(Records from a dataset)
==================================================

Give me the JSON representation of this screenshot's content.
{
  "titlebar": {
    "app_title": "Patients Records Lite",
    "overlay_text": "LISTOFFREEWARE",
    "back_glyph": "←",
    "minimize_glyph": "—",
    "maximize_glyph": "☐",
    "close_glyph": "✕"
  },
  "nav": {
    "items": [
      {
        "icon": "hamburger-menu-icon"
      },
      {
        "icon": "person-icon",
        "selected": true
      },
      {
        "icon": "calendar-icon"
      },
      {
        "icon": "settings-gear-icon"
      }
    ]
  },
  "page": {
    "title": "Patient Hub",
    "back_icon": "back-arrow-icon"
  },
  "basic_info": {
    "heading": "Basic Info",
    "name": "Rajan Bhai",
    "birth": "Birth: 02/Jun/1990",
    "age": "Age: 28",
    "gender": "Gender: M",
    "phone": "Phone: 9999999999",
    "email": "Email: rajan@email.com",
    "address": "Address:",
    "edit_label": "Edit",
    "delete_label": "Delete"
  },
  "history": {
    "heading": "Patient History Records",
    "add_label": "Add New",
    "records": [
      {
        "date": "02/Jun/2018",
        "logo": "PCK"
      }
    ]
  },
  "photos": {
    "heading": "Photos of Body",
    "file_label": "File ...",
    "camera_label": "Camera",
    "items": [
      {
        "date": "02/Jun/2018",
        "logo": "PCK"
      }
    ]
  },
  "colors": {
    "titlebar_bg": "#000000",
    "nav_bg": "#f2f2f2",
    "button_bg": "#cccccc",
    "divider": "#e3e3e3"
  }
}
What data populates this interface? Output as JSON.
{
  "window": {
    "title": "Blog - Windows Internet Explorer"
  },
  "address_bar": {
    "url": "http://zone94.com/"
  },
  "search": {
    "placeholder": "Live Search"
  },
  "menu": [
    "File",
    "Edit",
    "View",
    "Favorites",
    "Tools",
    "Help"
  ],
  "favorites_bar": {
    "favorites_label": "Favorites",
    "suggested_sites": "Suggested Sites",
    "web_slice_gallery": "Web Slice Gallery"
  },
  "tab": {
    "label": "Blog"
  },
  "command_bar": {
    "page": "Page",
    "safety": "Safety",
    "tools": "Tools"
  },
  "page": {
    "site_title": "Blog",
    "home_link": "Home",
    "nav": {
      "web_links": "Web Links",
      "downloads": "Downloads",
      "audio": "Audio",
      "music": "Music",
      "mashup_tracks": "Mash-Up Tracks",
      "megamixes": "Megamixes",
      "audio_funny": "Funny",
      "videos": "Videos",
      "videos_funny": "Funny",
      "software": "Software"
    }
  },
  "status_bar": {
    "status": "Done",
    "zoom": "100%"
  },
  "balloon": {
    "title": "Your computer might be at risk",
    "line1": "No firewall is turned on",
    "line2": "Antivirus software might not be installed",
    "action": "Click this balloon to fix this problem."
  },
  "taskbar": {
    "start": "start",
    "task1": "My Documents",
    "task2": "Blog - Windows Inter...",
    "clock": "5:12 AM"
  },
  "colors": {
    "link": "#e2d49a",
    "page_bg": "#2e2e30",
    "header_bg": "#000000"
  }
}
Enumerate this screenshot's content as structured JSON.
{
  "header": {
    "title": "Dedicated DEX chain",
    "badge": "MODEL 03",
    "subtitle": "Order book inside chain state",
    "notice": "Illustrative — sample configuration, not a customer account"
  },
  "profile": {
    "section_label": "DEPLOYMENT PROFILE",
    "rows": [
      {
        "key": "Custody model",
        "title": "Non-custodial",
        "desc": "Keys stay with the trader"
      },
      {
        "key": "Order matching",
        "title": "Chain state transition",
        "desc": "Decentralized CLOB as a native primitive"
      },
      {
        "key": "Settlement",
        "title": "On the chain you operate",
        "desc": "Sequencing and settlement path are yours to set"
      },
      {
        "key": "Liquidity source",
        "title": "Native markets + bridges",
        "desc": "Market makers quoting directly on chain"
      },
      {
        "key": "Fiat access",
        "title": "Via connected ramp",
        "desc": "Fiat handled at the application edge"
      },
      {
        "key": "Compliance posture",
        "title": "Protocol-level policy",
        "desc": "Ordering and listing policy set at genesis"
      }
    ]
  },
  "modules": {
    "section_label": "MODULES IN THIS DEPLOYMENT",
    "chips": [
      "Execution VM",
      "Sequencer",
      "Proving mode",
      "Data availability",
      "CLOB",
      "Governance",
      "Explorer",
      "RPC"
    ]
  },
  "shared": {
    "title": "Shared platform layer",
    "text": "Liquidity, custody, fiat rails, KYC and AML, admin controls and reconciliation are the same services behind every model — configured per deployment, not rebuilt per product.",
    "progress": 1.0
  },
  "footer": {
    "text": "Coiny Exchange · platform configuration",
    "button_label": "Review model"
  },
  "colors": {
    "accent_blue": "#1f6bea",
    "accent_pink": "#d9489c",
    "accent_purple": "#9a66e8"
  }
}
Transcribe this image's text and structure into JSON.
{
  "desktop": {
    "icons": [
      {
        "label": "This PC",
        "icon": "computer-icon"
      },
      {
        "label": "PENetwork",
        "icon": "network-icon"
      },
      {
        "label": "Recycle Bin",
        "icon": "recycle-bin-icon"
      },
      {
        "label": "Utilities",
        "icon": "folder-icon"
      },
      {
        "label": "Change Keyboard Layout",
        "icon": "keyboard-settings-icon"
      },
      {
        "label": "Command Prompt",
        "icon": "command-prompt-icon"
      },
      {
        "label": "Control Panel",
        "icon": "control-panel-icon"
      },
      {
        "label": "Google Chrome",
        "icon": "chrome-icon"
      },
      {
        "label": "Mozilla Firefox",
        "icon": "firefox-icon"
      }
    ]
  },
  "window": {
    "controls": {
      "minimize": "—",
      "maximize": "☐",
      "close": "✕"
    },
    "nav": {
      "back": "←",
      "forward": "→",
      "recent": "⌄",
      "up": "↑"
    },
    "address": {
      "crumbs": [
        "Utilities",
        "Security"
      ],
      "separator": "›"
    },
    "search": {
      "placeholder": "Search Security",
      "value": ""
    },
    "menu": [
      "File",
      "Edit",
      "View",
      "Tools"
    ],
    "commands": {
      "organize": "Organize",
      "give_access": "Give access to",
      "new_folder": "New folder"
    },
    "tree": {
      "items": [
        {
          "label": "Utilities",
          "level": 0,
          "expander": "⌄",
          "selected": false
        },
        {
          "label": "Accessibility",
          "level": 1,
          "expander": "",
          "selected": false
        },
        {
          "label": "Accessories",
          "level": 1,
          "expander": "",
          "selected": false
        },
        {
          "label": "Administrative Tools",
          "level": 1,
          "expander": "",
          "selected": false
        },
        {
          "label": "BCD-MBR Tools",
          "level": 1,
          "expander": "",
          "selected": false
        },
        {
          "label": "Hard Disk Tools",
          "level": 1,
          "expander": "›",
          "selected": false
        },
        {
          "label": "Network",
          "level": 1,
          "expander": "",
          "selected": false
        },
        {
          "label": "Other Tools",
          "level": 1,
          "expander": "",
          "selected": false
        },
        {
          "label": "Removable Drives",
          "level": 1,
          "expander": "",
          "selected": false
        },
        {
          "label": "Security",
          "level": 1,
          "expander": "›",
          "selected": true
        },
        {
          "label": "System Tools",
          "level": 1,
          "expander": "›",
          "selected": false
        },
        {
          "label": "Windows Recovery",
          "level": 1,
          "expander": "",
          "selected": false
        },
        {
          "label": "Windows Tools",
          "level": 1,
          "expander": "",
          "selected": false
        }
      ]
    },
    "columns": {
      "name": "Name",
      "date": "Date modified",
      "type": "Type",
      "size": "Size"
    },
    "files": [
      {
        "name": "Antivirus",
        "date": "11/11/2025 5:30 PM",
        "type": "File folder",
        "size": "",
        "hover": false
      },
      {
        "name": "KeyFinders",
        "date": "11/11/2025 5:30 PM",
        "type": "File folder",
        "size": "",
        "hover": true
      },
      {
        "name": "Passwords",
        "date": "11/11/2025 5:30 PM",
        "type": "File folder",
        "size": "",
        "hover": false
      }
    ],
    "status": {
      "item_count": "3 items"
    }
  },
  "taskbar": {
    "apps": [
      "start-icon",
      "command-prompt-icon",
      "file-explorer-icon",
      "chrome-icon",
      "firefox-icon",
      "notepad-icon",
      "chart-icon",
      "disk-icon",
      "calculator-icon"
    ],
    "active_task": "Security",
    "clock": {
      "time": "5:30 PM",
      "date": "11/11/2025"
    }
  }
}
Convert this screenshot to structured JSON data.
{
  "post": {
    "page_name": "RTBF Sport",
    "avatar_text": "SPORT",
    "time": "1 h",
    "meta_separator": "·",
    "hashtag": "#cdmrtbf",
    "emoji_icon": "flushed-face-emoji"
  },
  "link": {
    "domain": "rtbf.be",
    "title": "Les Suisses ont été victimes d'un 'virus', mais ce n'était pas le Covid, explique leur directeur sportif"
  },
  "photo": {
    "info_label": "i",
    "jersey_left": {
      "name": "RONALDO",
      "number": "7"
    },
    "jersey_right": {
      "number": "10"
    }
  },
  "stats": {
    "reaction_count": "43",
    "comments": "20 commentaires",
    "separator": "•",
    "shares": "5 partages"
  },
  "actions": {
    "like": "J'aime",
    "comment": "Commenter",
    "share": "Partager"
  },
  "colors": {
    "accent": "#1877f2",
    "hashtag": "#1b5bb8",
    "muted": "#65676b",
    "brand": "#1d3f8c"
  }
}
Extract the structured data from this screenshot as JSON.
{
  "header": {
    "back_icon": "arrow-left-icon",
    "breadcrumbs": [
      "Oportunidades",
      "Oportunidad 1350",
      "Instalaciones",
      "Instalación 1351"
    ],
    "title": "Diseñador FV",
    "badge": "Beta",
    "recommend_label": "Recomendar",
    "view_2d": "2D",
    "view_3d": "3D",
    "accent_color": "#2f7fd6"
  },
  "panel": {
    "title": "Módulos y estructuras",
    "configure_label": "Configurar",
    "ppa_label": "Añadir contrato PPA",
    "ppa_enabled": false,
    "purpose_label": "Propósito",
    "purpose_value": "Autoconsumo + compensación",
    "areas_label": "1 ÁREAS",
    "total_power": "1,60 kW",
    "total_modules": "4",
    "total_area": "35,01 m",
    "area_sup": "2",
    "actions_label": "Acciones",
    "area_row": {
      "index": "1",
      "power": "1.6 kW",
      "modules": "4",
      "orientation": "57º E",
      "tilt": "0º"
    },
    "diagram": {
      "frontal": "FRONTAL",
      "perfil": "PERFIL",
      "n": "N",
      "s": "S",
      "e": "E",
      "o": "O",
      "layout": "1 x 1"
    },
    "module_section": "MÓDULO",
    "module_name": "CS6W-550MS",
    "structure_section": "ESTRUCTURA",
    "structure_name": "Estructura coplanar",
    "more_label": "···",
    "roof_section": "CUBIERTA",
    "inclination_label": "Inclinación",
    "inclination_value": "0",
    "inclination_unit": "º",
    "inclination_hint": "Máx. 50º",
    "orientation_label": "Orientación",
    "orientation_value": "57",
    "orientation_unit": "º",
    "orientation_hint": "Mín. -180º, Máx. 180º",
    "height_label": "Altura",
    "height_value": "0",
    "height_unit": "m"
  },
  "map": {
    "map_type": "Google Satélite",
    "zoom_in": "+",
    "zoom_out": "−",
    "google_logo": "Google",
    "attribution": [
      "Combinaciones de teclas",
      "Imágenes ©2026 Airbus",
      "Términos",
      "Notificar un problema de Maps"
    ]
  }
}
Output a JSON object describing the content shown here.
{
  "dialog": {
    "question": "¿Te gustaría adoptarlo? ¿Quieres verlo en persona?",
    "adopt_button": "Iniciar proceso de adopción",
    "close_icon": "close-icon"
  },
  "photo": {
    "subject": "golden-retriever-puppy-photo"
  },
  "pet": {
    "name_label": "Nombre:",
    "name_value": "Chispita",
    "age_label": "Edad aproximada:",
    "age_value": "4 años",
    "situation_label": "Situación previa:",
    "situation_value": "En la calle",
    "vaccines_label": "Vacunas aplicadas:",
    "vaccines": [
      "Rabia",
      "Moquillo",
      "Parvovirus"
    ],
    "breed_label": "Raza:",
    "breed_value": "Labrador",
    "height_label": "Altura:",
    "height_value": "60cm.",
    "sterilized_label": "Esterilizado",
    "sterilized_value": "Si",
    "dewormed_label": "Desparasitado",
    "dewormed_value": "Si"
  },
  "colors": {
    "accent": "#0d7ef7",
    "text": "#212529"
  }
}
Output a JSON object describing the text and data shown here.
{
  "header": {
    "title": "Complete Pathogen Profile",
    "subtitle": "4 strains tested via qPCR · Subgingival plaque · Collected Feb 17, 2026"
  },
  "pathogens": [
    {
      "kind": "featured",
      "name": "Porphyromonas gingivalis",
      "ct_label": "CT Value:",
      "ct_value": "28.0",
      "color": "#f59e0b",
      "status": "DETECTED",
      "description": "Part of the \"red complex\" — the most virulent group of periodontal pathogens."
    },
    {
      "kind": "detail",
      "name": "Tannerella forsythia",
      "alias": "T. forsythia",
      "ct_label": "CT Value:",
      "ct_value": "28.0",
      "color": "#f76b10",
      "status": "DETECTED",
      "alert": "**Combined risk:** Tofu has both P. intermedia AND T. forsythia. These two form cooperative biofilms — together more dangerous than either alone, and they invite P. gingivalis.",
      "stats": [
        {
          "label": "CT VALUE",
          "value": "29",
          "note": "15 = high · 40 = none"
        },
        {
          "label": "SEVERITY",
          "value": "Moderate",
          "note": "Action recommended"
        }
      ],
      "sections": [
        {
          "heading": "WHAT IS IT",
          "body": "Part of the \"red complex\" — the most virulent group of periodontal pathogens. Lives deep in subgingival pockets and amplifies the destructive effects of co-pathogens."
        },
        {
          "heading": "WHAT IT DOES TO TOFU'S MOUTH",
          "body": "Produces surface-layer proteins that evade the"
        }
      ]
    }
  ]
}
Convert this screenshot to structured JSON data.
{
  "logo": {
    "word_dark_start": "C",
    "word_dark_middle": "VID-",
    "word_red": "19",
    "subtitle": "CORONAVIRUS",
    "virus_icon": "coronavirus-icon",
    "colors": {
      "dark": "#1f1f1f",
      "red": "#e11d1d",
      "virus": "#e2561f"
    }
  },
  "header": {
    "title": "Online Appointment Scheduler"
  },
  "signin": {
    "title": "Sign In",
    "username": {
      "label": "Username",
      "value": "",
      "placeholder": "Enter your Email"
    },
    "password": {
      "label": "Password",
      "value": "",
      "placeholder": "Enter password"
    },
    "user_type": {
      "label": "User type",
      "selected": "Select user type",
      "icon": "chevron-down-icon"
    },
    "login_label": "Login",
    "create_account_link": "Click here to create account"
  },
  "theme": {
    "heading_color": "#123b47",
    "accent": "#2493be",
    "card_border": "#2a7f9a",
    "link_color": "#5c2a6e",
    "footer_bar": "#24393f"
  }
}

==================================================

**Exercise prompt**
Report how many lines of the data above hold the string "arrow". Nothing else belongs in the answer.

**Solution to this problem**
2